All of the data below must be repeated exactly.

**Material for this task**
═══

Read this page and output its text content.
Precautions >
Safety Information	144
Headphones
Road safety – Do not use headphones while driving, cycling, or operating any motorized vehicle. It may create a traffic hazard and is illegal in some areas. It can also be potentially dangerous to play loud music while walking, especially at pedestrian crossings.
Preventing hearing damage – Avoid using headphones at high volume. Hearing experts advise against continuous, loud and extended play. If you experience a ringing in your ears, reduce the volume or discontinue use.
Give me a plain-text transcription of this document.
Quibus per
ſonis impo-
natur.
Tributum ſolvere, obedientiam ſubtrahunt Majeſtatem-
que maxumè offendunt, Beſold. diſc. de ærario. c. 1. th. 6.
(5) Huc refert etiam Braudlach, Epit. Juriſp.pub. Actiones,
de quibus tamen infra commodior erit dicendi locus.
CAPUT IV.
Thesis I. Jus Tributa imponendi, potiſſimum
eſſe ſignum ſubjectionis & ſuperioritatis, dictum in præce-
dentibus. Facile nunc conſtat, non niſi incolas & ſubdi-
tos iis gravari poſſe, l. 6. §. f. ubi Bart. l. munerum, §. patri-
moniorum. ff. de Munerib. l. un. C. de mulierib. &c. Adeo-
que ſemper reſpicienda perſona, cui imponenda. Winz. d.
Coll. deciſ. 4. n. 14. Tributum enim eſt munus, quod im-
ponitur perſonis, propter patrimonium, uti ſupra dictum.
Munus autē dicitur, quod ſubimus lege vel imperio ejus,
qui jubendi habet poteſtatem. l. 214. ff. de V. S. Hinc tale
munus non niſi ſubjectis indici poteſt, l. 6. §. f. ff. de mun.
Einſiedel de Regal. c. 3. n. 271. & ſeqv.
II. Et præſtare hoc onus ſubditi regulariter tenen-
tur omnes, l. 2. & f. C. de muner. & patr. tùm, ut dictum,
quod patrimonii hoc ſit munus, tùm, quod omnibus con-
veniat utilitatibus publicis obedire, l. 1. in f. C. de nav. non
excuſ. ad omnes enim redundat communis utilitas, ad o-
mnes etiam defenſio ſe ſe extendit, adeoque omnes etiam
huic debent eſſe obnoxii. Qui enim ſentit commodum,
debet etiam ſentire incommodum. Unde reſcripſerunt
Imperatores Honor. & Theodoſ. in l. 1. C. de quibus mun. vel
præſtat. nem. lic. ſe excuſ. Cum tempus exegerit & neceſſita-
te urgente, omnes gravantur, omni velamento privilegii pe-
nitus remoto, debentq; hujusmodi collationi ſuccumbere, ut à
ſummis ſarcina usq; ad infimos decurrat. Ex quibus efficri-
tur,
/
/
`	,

═══

**Full solution**
Read this page and output its text content.
Precautions >
Safety Information	144
Headphones
Road safety – Do not use headphones while driving, cycling, or operating any motorized vehicle. It may create a traffic hazard and is illegal in some areas. It can also be potentially dangerous to play loud music while walking, especially at pedestrian crossings.
Preventing hearing damage – Avoid using headphones at high volume. Hearing experts advise against continuous, loud and extended play. If you experience a ringing in your ears, reduce the volume or discontinue use.
Give me a plain-text transcription of this document.
Quibus per
ſonis impo-
natur.
Tributum ſolvere, obedientiam ſubtrahunt Majeſtatem-
que maxumè offendunt, Beſold. diſc. de ærario. c. 1. th. 6.
(5) Huc refert etiam Braudlach, Epit. Juriſp.pub. Actiones,
de quibus tamen infra commodior erit dicendi locus.
CAPUT IV.
Thesis I. Jus Tributa imponendi, potiſſimum
eſſe ſignum ſubjectionis & ſuperioritatis, dictum in præce-
dentibus. Facile nunc conſtat, non niſi incolas & ſubdi-
tos iis gravari poſſe, l. 6. §. f. ubi Bart. l. munerum, §. patri-
moniorum. ff. de Munerib. l. un. C. de mulierib. &c. Adeo-
que ſemper reſpicienda perſona, cui imponenda. Winz. d.
Coll. deciſ. 4. n. 14. Tributum enim eſt munus, quod im-
ponitur perſonis, propter patrimonium, uti ſupra dictum.
Munus autē dicitur, quod ſubimus lege vel imperio ejus,
qui jubendi habet poteſtatem. l. 214. ff. de V. S. Hinc tale
munus non niſi ſubjectis indici poteſt, l. 6. §. f. ff. de mun.
Einſiedel de Regal. c. 3. n. 271. & ſeqv.
II. Et præſtare hoc onus ſubditi regulariter tenen-
tur omnes, l. 2. & f. C. de muner. & patr. tùm, ut dictum,
quod patrimonii hoc ſit munus, tùm, quod omnibus con-
veniat utilitatibus publicis obedire, l. 1. in f. C. de nav. non
excuſ. ad omnes enim redundat communis utilitas, ad o-
mnes etiam defenſio ſe ſe extendit, adeoque omnes etiam
huic debent eſſe obnoxii. Qui enim ſentit commodum,
debet etiam ſentire incommodum. Unde reſcripſerunt
Imperatores Honor. & Theodoſ. in l. 1. C. de quibus mun. vel
præſtat. nem. lic. ſe excuſ. Cum tempus exegerit & neceſſita-
te urgente, omnes gravantur, omni velamento privilegii pe-
nitus remoto, debentq; hujusmodi collationi ſuccumbere, ut à
ſummis ſarcina usq; ad infimos decurrat. Ex quibus efficri-
tur,
/
/
`	,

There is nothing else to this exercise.